--- Start of INPUT RECORDS ---

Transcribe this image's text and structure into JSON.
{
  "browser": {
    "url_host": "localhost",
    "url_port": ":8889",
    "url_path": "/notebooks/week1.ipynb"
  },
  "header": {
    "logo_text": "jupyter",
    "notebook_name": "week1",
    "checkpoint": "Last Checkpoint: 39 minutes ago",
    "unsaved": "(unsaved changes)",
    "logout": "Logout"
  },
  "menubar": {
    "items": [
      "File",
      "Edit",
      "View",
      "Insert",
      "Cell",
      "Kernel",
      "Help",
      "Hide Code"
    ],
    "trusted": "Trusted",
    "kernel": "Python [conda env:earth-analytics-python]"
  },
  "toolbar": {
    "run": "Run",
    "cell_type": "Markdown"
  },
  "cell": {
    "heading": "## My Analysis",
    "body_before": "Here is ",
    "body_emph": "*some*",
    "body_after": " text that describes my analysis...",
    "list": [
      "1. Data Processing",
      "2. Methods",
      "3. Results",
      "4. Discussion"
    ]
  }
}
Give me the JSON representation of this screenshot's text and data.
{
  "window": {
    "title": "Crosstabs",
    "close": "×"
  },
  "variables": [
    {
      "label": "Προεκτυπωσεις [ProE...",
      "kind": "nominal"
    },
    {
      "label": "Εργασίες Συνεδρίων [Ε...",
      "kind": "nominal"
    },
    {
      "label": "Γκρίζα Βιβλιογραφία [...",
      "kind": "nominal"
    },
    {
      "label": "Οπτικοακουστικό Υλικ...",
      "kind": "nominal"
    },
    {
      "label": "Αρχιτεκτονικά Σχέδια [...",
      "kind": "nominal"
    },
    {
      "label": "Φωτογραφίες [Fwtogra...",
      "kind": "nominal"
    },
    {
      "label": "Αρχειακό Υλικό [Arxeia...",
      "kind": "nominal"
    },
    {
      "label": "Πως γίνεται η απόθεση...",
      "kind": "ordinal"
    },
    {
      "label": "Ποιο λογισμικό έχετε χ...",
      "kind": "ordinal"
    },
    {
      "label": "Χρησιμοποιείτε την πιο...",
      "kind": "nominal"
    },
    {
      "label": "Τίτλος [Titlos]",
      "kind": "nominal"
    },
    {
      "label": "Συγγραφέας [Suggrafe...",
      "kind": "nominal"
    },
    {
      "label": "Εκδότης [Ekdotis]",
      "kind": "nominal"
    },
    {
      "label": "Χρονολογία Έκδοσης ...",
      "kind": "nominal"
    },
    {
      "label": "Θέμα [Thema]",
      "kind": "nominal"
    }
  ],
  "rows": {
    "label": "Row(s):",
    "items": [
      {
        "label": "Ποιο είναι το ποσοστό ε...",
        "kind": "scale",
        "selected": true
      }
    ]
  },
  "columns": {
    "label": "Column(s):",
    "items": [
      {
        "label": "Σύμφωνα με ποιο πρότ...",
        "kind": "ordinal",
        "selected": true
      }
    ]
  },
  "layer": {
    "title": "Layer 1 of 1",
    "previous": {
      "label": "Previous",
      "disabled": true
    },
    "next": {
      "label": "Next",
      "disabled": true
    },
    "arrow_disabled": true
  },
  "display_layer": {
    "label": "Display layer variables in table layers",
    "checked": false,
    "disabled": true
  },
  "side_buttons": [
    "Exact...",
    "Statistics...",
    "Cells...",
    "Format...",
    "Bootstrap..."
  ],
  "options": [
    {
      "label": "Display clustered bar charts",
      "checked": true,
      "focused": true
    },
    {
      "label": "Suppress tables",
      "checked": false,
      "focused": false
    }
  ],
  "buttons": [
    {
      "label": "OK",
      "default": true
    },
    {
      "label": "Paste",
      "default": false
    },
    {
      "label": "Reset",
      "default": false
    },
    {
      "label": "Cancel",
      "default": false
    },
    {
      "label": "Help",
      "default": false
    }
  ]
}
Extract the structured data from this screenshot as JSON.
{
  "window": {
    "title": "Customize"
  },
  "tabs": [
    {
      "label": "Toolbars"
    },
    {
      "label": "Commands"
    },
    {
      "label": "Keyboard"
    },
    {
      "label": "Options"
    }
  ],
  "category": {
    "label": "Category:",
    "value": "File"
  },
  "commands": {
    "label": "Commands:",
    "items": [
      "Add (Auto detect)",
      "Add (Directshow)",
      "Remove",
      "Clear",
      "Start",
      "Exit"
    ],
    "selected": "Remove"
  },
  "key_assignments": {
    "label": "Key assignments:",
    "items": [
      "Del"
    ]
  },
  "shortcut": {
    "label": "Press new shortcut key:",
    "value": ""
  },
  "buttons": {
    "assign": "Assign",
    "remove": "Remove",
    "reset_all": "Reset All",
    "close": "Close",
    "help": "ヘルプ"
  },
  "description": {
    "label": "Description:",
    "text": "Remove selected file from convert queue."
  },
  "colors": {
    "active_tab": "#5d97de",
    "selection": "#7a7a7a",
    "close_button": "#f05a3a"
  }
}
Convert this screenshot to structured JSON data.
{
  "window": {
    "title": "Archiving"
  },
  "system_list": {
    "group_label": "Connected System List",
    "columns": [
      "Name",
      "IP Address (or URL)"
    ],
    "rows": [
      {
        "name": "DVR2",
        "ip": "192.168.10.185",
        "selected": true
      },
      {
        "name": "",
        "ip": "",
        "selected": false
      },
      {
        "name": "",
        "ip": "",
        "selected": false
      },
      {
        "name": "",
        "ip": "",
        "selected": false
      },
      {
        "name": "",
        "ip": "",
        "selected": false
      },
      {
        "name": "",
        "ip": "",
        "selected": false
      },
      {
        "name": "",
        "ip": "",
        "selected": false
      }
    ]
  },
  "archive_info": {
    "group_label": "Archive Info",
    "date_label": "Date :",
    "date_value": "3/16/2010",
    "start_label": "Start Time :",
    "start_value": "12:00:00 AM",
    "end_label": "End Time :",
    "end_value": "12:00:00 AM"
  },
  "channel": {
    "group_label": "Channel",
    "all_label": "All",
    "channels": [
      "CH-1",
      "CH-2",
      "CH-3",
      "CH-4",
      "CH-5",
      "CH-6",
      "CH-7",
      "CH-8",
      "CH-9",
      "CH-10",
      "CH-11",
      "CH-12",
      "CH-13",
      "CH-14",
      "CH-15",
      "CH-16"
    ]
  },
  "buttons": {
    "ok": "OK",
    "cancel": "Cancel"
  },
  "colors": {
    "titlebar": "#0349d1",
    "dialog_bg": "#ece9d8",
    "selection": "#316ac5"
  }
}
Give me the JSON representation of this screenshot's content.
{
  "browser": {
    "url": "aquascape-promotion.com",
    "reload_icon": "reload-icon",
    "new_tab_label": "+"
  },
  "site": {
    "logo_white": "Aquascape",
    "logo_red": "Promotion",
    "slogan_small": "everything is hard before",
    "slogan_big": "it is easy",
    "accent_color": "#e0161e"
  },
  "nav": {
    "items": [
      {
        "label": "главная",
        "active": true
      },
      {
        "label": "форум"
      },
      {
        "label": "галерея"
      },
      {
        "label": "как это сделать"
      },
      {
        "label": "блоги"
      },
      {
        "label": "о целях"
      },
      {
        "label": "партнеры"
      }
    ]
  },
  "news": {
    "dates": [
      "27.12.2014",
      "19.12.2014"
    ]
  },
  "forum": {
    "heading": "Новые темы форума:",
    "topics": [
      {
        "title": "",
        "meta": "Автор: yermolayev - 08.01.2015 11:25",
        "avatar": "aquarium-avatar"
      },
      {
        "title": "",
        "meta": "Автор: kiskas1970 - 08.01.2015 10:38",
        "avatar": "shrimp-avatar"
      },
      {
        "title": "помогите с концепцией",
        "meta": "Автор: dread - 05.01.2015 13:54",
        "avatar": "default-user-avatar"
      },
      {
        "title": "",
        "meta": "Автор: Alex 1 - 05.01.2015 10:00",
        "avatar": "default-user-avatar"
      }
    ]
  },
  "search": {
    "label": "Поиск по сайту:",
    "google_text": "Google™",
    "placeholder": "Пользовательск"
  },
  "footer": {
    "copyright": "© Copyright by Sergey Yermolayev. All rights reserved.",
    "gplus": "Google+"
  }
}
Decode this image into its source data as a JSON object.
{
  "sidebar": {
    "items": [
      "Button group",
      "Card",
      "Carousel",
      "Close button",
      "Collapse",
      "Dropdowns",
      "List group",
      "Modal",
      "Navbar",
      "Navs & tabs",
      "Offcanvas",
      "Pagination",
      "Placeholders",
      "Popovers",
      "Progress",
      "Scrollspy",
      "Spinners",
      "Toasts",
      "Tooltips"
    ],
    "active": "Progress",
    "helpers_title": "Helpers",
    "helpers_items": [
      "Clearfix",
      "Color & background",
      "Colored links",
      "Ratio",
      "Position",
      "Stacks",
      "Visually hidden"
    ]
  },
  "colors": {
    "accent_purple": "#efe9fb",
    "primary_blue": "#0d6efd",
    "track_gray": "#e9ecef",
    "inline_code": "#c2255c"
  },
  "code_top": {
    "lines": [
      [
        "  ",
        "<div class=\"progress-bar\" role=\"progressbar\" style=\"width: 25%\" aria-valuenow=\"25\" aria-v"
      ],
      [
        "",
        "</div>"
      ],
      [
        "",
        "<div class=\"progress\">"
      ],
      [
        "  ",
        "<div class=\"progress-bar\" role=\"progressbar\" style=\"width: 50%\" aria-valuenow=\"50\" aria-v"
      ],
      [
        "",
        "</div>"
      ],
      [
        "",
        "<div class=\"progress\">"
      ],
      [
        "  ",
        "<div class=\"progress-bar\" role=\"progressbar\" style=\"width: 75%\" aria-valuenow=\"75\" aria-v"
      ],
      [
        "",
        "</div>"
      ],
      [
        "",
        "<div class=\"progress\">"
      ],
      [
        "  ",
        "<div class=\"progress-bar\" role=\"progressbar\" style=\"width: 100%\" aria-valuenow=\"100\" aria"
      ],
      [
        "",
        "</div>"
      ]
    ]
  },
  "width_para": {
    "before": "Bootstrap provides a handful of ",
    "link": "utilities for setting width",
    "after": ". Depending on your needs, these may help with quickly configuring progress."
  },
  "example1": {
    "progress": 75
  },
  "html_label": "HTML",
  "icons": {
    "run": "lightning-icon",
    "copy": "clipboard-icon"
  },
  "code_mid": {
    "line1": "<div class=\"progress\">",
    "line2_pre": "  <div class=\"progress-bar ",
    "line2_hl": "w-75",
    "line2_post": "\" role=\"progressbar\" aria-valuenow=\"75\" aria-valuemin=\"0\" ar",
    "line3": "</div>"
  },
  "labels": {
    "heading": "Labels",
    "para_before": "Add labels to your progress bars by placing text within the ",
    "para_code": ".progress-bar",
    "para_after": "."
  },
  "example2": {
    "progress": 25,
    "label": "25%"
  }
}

--- End of INPUT RECORDS ---

» **PROMPT**: Give the number of lines containing the word "from". No other answer is needed.

» **RESULT OF THIS EXERCISE**: 2